TEXTO MOSTRADO >>
◆ ◆ ◆ ◆

El fondo para las generaciones futuras apenas reúne 57.000 millones de FCFA tras 24 años
El Fondo de Reservas para las Generaciones Futuras acumula unos 95,2 millones de dólares tras 24 años. La BAD señala su escasa dimensión y problemas de transparencia y gobernanza.
Share your love
El Fondo de Reservas para las Generaciones Futuras de Guinea Ecuatorial, creado en 2002 para preservar una parte de la riqueza petrolera del país, acumula unos 95,2 millones de dólares, alrededor de 57.000 millones de FCFA. El dato, recogido por EcoMatin a partir del Informe País 2026 del Banco Africano de Desarrollo, deja una pregunta difícil de esquivar: qué quedó realmente reservado después de más de dos décadas de ingresos petroleros.
Cuando Guinea Ecuatorial creó en 2002 el Fondo de Reservas para las Generaciones Futuras, el objetivo era guardar una parte de la renta del petróleo para el momento en que esa fuente de ingresos empezara a agotarse.
Veinticuatro años después, el patrimonio del fondo se sitúa en unos 95,2 millones de dólares, equivalentes a unos 57.000 millones de FCFA.

◆ ◆ ◆ ◆

INFORMACIÓN APORTADA >>
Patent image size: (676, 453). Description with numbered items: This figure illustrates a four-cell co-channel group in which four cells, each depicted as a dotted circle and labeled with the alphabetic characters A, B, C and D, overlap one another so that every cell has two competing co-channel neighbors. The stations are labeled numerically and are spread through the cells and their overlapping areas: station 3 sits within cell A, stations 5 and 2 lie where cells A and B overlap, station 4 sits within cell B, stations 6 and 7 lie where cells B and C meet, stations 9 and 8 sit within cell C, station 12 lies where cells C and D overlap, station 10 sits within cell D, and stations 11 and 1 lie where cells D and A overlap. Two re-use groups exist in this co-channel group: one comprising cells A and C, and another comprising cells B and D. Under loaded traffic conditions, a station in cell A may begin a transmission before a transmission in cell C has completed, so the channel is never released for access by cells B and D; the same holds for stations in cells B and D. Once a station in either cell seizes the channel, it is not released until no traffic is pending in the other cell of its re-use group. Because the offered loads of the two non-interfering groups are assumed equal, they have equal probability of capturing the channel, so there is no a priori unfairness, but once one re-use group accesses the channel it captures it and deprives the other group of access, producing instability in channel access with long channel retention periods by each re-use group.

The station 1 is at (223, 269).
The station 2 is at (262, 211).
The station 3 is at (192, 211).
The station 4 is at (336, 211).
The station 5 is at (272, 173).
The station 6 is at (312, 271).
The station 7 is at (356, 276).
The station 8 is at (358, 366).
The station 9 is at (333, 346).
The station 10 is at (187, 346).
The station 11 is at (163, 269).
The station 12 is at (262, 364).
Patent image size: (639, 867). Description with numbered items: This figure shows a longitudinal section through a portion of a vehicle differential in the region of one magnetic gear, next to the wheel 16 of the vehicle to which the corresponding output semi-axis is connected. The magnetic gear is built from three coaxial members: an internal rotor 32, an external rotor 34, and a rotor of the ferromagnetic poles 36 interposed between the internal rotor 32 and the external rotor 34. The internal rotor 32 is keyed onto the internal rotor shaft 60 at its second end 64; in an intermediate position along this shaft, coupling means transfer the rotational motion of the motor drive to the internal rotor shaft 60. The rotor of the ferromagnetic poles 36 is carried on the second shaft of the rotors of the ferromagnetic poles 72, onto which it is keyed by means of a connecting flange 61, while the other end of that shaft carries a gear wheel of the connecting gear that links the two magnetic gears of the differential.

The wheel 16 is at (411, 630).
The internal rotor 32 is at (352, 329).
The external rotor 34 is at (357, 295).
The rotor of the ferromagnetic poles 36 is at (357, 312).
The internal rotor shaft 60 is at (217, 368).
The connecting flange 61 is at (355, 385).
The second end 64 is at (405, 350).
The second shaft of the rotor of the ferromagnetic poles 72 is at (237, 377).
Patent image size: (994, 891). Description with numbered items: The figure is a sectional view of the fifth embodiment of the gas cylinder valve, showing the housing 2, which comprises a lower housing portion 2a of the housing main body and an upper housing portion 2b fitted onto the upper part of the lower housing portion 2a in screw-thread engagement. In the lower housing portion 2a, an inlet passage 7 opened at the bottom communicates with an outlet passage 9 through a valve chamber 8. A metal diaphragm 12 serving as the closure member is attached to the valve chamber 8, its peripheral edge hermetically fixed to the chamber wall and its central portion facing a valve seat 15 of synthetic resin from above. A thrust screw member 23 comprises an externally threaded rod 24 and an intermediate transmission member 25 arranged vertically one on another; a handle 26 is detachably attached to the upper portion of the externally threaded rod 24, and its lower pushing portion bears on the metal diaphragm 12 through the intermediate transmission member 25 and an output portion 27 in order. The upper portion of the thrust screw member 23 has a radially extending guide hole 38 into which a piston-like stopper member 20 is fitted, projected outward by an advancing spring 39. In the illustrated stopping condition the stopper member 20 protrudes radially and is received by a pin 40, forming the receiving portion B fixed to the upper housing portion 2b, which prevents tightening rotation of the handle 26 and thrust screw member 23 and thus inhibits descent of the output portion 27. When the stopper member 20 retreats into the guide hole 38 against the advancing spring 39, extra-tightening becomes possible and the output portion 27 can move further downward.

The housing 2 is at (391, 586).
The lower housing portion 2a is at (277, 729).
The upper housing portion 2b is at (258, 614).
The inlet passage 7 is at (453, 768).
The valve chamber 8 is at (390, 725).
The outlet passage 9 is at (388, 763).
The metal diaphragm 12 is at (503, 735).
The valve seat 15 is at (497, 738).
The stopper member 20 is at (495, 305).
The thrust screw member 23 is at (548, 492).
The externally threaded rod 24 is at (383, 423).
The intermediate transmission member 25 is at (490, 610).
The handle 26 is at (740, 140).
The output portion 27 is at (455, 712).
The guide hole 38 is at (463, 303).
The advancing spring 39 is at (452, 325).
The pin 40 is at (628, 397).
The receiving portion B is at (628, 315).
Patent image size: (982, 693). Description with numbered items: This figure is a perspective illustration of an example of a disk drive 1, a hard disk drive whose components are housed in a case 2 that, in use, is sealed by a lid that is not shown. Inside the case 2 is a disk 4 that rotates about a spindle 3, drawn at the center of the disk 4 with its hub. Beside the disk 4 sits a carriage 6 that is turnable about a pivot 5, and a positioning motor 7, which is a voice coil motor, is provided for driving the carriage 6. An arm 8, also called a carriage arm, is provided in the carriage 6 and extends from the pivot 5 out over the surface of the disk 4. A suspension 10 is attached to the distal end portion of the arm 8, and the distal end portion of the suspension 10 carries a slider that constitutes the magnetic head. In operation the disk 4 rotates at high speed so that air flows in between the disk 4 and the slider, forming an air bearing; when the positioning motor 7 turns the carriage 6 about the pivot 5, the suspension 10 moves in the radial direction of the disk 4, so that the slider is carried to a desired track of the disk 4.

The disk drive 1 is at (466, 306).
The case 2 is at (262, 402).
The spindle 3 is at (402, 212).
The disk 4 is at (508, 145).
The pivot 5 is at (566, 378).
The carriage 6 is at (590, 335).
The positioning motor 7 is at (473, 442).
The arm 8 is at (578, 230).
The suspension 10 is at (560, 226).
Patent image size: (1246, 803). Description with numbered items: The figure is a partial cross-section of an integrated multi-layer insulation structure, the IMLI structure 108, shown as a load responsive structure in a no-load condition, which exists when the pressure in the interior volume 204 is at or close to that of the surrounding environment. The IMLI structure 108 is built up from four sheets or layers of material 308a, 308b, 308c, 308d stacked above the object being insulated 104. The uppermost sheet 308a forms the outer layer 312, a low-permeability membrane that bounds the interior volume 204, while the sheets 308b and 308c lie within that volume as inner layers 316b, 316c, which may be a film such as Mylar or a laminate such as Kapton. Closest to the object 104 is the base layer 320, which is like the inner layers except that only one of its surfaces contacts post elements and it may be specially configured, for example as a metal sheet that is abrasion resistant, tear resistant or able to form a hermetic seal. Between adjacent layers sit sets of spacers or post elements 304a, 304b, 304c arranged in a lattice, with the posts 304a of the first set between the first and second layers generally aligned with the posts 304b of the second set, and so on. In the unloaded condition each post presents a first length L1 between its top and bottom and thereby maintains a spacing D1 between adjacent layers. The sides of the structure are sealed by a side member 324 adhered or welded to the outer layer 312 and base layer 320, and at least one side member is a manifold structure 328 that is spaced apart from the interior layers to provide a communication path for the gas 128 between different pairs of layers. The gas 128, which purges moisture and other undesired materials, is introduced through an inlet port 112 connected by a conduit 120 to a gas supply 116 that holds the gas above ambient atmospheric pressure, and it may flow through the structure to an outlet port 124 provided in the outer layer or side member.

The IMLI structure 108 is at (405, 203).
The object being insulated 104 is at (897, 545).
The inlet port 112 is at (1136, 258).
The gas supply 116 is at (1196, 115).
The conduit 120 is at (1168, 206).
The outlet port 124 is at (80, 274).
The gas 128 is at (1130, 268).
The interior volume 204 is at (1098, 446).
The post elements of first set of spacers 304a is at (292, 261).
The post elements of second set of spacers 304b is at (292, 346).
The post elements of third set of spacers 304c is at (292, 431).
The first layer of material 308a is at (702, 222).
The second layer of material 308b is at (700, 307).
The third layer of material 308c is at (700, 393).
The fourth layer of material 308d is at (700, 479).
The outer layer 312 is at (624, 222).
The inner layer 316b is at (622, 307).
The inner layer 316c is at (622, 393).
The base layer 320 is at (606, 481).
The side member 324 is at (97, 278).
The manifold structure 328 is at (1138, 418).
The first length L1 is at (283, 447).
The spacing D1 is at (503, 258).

◆ ◆ ◆ ◆

TAREA >> Según la noticia sobre el Fondo de Reservas para las Generaciones Futuras, ¿con qué propósito lo creó Guinea Ecuatorial en 2002? Respóndelo en una o dos oraciones.

RESULTADO >> Guinea Ecuatorial creó el fondo para preservar una parte de su riqueza petrolera. El objetivo era guardar parte de la renta del petróleo para cuando esa fuente de ingresos empezara a agotarse.